- Questions to answer:
(1) Using the knee joint mapping abstract below, answer each question, labeling your answers (a), (b) and (c).
(a) On what kind of scanner was the sequence developed?
(b) What method was used for T1ρ quantification?
(c) How many in vivo knees was the technique applied to?
(2) For each statement below, say yes or no according to the knee joint mapping abstract, and quote the words from the abstract that decide it. Label your answers (a), (b) and (c).
(a) The sequence uses a 3D UTE Cones sequence for data acquisition.
(b) The sequence includes four major features.
(c) The phantom studies examined the sequence's correlation with continuous wave–T1ρ measurement.
─── Extracted text
Whole knee joint mapping using a phase modulated UTE adiabatic T1ρ (PM-UTE-AdiabT1ρ) sequence
Yajun Ma, Michael Carl, Qingbo Tang, Dina Moazamian, Jiyo S. Athertya, Hyungseok Jang, Susan V. Bukata, Christine B. Chung, Eric Y. Chang, Jiang Du
Abstract
Purpose
To develop a 3D phase modulated UTE adiabatic T1ρ (PM-UTE-AdiabT1ρ) sequence for whole knee joint mapping on a clinical 3 T scanner.
Methods
This new sequence includes six major features: (1) a magnetization reset module, (2) a train of adiabatic full passage pulses for spin locking, (3) a phase modulation scheme (i.e., RF cycling pair), (4) a fat saturation module, (5) a variable flip angle scheme, and (6) a 3D UTE Cones sequence for data acquisition. A simple exponential fitting was used for T1ρ quantification. Phantom studies were performed to investigate PM-UTE-AdiabT1ρ’s sensitivity to compositional changes and reproducibility as well as its correlation with continuous wave–T1ρ measurement. The PM-UTE-AdiabT1ρ technique was then applied to five ex vivo and five in vivo normal knees to measure T1ρ values of femoral cartilage, meniscus, posterior cruciate ligament, anterior cruciate ligament, patellar tendon, and muscle.
──────
─── Dataset content
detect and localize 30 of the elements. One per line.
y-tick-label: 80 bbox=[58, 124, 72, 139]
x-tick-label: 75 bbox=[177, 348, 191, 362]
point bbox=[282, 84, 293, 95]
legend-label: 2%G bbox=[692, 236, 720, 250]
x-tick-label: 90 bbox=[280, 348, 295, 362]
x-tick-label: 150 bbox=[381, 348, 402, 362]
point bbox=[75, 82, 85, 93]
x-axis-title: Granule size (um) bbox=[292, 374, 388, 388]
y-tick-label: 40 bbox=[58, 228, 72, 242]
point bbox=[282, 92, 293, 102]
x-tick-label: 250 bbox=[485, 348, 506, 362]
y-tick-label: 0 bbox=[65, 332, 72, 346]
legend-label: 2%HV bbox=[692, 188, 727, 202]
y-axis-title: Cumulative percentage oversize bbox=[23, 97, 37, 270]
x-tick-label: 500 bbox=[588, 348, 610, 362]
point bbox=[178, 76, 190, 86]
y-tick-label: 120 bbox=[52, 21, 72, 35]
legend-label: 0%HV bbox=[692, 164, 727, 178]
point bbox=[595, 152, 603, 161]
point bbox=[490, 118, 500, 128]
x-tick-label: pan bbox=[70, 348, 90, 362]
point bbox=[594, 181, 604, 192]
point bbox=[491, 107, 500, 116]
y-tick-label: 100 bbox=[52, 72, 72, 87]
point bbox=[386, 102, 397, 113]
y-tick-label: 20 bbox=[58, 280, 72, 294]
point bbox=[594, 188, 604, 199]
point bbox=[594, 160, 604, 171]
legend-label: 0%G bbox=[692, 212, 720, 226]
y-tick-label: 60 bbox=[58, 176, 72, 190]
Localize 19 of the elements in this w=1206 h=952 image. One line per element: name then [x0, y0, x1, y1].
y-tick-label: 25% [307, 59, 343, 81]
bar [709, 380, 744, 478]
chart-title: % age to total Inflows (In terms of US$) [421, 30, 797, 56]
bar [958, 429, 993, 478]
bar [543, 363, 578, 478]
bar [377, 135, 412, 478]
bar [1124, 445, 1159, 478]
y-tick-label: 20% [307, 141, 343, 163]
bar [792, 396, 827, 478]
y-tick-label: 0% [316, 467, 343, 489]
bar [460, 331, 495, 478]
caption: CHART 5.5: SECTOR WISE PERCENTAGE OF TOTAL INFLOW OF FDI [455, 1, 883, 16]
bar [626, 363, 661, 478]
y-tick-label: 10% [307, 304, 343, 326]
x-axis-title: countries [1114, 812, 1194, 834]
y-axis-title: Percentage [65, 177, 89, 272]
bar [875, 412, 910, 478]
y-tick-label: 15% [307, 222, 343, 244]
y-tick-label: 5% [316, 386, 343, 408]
──────
- Responses by task:
(1)
(a) A clinical 3 T scanner.
(b) A simple exponential fitting.
(c) Five in vivo normal knees.

(2)
(a) Yes: "(6) a 3D UTE Cones sequence for data acquisition"
(b) No: "This new sequence includes six major features"
(c) Yes: "as well as its correlation with continuous wave–T1ρ measurement"